Count the lines in the entries below that include the word "screenshot". Give nothing but the number.

[Material for this exercise]
──────────
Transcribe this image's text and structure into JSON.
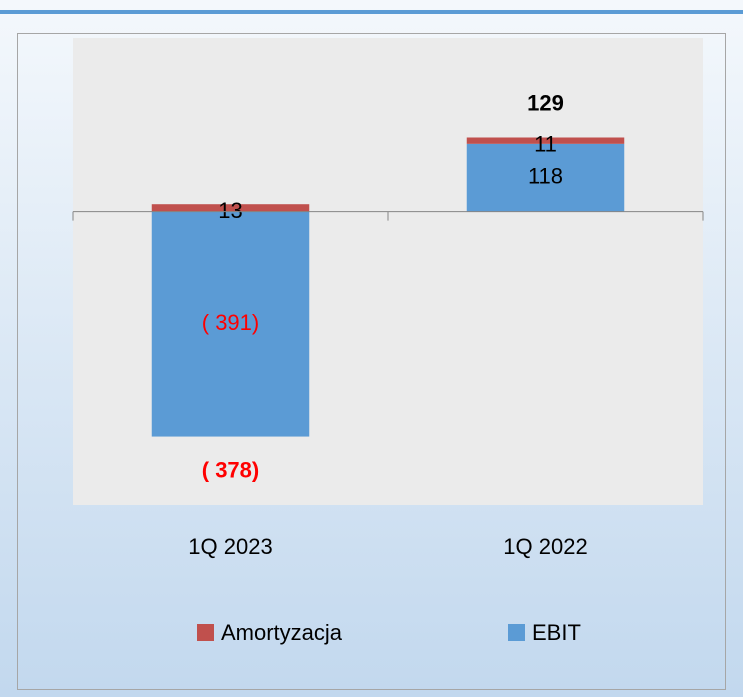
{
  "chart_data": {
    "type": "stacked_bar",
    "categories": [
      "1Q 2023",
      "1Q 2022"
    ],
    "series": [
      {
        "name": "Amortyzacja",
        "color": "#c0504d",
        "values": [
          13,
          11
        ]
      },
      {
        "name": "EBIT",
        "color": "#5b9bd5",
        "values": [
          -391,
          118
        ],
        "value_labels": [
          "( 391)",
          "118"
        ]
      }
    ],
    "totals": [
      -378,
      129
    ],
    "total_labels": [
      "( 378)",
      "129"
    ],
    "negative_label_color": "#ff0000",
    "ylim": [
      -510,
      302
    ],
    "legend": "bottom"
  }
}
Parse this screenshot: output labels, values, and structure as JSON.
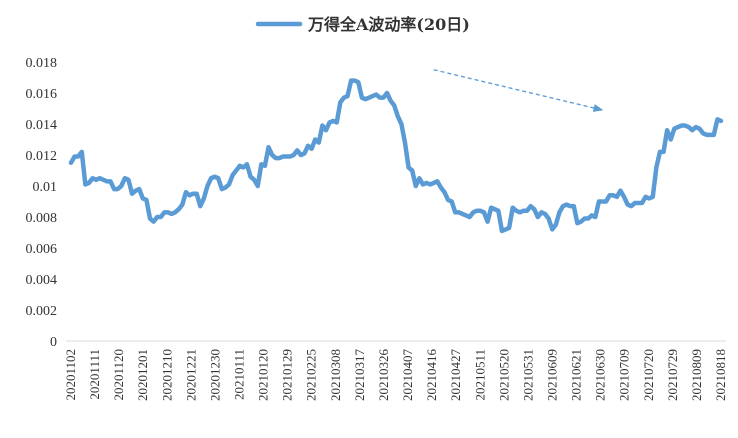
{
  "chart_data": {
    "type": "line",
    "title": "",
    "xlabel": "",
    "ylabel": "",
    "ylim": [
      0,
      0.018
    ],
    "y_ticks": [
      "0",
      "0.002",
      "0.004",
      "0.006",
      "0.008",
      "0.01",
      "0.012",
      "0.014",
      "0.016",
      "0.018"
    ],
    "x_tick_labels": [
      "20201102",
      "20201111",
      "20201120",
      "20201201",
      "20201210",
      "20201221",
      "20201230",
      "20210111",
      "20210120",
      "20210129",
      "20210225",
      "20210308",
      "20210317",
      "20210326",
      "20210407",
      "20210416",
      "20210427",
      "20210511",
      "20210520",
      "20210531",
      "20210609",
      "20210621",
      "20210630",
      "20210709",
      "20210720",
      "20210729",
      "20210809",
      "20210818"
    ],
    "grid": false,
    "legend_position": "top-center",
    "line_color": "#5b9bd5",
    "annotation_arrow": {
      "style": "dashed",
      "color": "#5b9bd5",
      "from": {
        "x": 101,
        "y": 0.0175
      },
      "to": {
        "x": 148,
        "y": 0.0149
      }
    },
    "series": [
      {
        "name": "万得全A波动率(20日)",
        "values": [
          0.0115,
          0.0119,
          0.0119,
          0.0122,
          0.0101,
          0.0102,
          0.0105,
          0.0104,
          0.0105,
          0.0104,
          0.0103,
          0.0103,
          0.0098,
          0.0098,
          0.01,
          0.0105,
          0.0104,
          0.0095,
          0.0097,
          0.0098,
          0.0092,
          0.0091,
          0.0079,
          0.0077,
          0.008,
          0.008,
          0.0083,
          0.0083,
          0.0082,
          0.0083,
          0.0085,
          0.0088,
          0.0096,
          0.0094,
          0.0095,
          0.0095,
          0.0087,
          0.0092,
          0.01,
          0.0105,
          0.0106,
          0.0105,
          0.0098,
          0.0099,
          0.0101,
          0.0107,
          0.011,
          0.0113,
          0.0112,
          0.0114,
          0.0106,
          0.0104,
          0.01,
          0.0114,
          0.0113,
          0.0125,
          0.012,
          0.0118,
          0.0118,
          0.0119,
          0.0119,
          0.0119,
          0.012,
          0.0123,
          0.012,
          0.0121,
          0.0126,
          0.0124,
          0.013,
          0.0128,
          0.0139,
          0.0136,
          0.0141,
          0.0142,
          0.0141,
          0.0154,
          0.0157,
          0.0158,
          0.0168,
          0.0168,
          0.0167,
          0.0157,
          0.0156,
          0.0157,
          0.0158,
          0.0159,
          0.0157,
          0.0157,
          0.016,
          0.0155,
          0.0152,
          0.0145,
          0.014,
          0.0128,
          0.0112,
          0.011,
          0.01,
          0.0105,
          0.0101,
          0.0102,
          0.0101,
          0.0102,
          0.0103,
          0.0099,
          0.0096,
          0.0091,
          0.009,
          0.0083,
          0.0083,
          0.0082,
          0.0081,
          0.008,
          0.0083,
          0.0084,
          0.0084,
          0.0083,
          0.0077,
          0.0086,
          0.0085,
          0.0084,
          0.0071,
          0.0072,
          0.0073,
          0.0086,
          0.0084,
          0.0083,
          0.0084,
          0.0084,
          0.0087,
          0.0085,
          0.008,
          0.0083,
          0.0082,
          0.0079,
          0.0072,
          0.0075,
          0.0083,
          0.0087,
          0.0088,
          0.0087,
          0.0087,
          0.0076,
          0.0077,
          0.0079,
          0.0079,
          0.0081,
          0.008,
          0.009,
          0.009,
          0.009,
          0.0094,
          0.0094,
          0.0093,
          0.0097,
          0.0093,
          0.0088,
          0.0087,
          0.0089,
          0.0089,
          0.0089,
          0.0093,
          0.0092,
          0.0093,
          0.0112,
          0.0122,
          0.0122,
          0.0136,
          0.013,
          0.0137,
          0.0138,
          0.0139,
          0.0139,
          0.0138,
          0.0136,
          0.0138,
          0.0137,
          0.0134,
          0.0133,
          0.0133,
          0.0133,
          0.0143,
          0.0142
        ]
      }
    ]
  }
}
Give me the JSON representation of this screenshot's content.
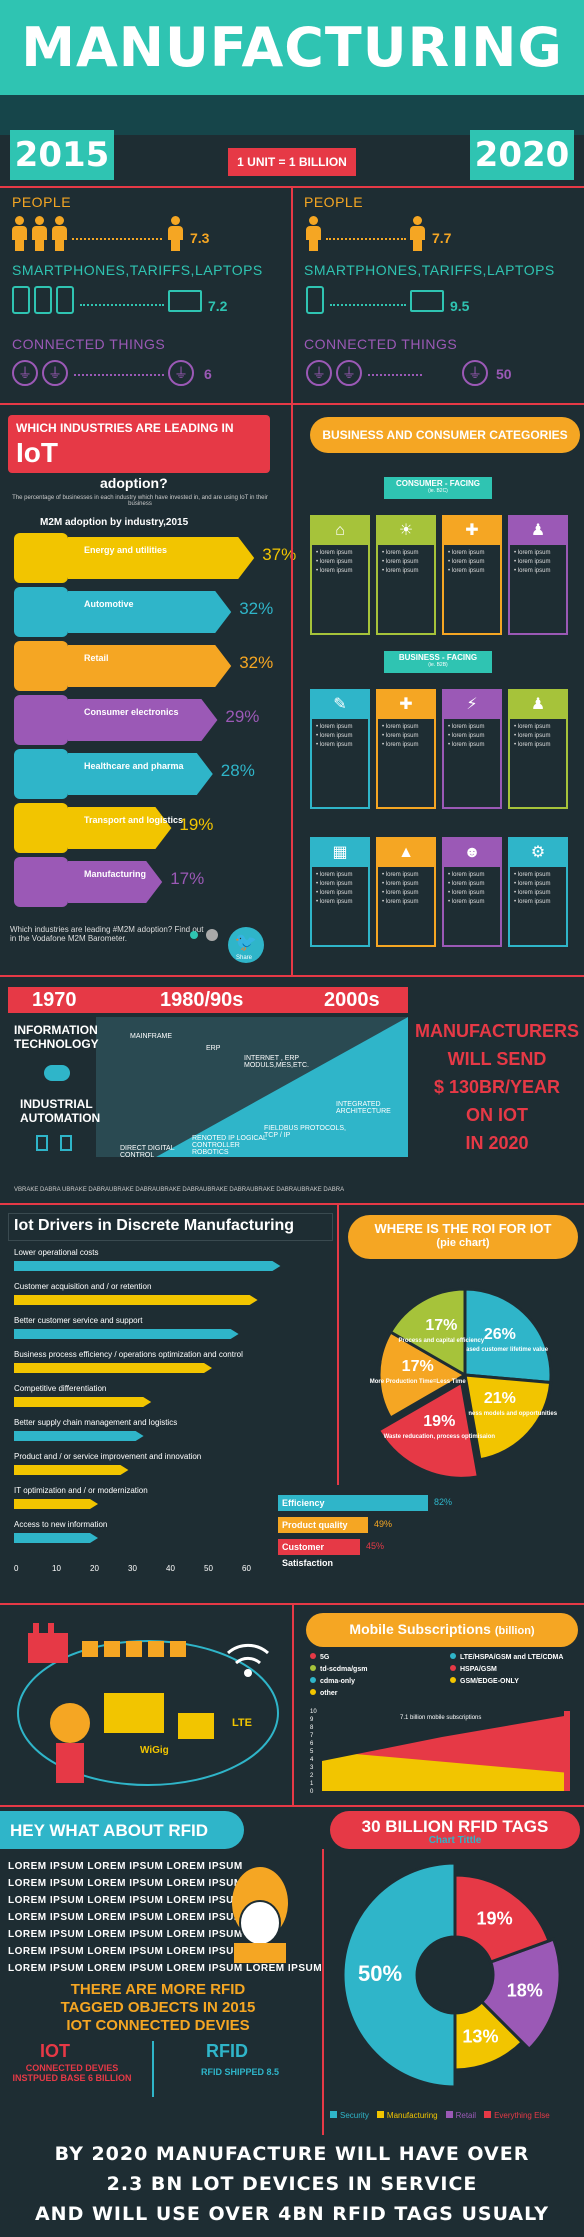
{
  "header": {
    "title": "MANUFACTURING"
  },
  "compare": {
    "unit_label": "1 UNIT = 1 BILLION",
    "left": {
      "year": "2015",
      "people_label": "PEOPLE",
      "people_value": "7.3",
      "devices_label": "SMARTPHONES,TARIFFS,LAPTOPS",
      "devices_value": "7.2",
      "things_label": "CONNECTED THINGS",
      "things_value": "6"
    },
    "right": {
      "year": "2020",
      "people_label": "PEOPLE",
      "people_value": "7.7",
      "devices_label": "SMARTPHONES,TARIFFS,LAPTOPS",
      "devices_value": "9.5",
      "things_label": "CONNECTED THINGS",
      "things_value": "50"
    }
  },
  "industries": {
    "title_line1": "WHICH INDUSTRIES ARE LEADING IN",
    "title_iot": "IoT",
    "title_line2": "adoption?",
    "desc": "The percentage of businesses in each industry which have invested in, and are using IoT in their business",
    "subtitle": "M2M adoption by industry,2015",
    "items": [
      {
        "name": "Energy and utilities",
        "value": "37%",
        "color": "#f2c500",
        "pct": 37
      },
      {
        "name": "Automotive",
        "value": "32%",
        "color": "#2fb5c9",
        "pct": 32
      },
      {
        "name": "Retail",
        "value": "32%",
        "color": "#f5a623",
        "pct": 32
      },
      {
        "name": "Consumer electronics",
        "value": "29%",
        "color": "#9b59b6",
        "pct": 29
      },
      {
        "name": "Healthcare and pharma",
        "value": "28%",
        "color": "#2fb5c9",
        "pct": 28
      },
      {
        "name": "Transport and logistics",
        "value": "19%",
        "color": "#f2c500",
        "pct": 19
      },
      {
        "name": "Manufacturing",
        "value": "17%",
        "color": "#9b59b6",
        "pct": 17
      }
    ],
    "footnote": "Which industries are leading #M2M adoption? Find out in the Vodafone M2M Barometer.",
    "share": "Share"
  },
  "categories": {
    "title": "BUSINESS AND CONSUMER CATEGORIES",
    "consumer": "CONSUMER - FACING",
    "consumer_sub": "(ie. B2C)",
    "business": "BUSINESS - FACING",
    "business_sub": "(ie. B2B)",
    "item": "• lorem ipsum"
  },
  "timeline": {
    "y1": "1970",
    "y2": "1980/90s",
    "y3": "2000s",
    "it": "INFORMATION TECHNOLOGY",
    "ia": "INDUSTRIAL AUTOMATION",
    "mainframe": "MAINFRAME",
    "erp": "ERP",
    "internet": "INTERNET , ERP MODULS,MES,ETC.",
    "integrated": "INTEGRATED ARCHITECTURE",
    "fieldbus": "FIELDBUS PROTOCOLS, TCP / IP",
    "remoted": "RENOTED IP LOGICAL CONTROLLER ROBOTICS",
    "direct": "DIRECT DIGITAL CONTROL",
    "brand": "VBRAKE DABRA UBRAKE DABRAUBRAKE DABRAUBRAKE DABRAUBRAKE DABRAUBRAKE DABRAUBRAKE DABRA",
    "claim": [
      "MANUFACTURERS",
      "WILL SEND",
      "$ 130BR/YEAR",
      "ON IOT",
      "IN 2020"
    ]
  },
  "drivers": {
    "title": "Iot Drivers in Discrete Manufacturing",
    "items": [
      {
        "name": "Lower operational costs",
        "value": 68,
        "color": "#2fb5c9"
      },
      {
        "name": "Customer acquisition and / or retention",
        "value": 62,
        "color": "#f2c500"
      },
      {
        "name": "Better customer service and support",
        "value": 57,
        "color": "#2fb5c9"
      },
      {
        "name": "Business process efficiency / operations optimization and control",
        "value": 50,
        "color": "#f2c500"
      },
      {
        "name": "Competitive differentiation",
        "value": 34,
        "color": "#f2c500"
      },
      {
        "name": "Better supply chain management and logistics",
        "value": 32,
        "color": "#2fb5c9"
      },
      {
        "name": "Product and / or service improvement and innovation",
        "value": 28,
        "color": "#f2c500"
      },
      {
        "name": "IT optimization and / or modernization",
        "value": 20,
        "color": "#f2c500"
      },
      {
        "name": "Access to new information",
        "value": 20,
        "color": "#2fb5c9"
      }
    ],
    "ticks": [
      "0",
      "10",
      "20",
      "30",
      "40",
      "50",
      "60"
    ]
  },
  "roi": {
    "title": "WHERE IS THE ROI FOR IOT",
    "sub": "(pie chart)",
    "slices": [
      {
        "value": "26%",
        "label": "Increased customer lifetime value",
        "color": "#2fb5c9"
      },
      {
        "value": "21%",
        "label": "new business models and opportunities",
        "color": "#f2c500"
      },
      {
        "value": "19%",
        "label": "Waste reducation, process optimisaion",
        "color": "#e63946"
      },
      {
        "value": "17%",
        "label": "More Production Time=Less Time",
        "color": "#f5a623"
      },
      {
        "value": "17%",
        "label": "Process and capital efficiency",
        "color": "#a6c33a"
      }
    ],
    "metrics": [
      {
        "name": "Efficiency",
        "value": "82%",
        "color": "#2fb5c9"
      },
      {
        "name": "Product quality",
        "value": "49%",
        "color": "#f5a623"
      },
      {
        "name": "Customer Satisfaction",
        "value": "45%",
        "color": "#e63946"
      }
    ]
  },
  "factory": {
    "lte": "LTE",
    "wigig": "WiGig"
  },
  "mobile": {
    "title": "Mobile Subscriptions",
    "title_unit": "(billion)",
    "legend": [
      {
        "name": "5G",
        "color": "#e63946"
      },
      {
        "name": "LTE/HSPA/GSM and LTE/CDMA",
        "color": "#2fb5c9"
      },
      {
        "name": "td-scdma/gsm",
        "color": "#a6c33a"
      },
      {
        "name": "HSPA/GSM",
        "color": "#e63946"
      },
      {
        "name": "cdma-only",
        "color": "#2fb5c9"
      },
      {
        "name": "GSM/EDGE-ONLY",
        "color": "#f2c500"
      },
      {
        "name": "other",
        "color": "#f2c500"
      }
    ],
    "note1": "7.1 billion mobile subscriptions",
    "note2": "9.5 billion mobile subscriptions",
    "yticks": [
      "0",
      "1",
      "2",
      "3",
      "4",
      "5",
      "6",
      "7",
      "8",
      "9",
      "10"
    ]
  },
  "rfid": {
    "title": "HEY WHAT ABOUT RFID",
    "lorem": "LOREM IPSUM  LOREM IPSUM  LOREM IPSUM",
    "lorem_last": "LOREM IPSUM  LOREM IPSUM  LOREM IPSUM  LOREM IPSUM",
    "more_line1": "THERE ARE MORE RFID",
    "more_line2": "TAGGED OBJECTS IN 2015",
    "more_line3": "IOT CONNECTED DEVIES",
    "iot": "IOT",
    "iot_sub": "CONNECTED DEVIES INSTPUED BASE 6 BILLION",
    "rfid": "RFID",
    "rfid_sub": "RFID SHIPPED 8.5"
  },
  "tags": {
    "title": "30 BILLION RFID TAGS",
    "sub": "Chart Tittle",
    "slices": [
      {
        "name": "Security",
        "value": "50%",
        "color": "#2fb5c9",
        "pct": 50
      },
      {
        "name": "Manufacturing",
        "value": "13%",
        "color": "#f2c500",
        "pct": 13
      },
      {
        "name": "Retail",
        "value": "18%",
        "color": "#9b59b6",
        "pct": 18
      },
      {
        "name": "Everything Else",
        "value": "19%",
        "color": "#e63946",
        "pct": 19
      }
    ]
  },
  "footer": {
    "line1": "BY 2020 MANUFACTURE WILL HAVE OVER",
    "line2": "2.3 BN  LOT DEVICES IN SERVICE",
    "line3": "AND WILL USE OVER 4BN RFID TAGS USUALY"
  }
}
──────────
[Task result]
2